**Directions for this task**
Set the listing down again exactly, please, apart from its pictures.

<<<<

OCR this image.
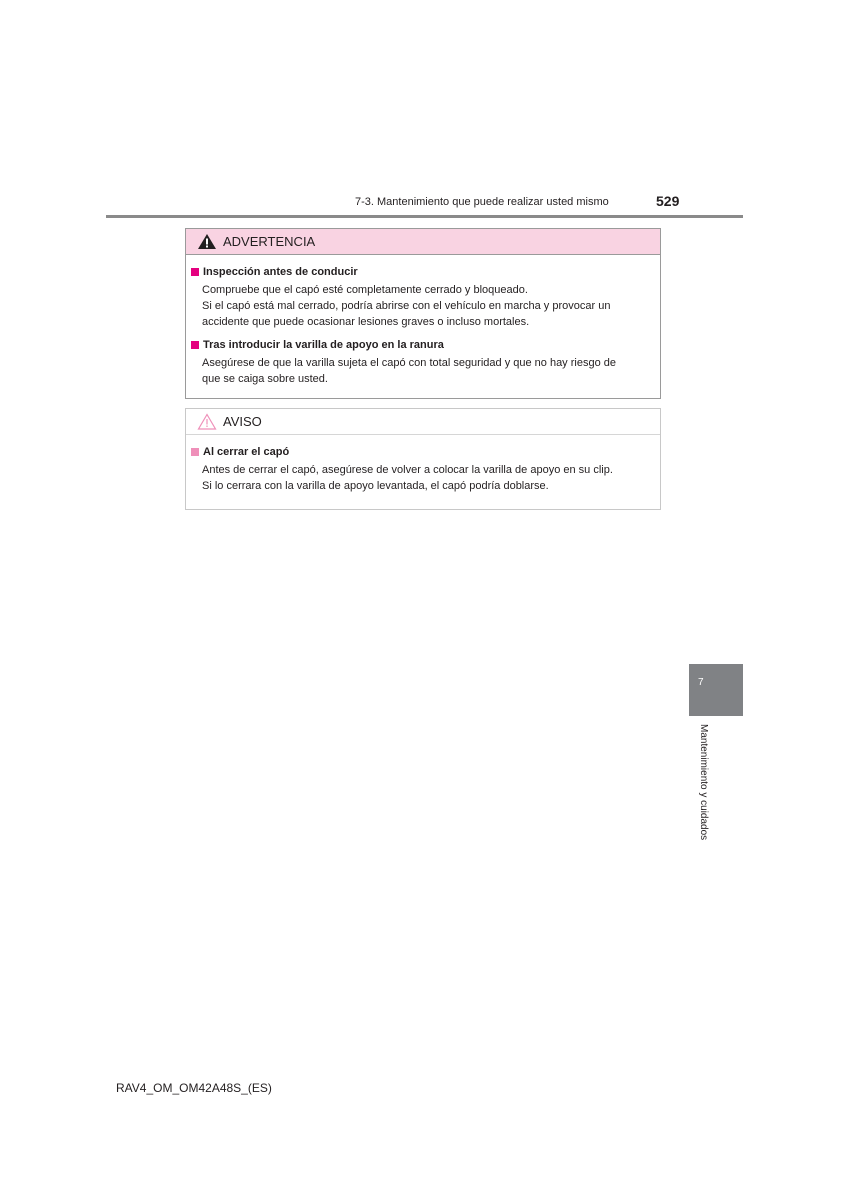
7-3. Mantenimiento que puede realizar usted mismo	529
ADVERTENCIA
Inspección antes de conducir
Compruebe que el capó esté completamente cerrado y bloqueado.
Si el capó está mal cerrado, podría abrirse con el vehículo en marcha y provocar un
accidente que puede ocasionar lesiones graves o incluso mortales.
Tras introducir la varilla de apoyo en la ranura
Asegúrese de que la varilla sujeta el capó con total seguridad y que no hay riesgo de
que se caiga sobre usted.
AVISO
Al cerrar el capó
Antes de cerrar el capó, asegúrese de volver a colocar la varilla de apoyo en su clip.
Si lo cerrara con la varilla de apoyo levantada, el capó podría doblarse.
7
Mantenimiento y cuidados
RAV4_OM_OM42A48S_(ES)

>>>>

**Written solution**
OCR this image.
7-3. Mantenimiento que puede realizar usted mismo	529
ADVERTENCIA
Inspección antes de conducir
Compruebe que el capó esté completamente cerrado y bloqueado.
Si el capó está mal cerrado, podría abrirse con el vehículo en marcha y provocar un
accidente que puede ocasionar lesiones graves o incluso mortales.
Tras introducir la varilla de apoyo en la ranura
Asegúrese de que la varilla sujeta el capó con total seguridad y que no hay riesgo de
que se caiga sobre usted.
AVISO
Al cerrar el capó
Antes de cerrar el capó, asegúrese de volver a colocar la varilla de apoyo en su clip.
Si lo cerrara con la varilla de apoyo levantada, el capó podría doblarse.
7
Mantenimiento y cuidados
RAV4_OM_OM42A48S_(ES)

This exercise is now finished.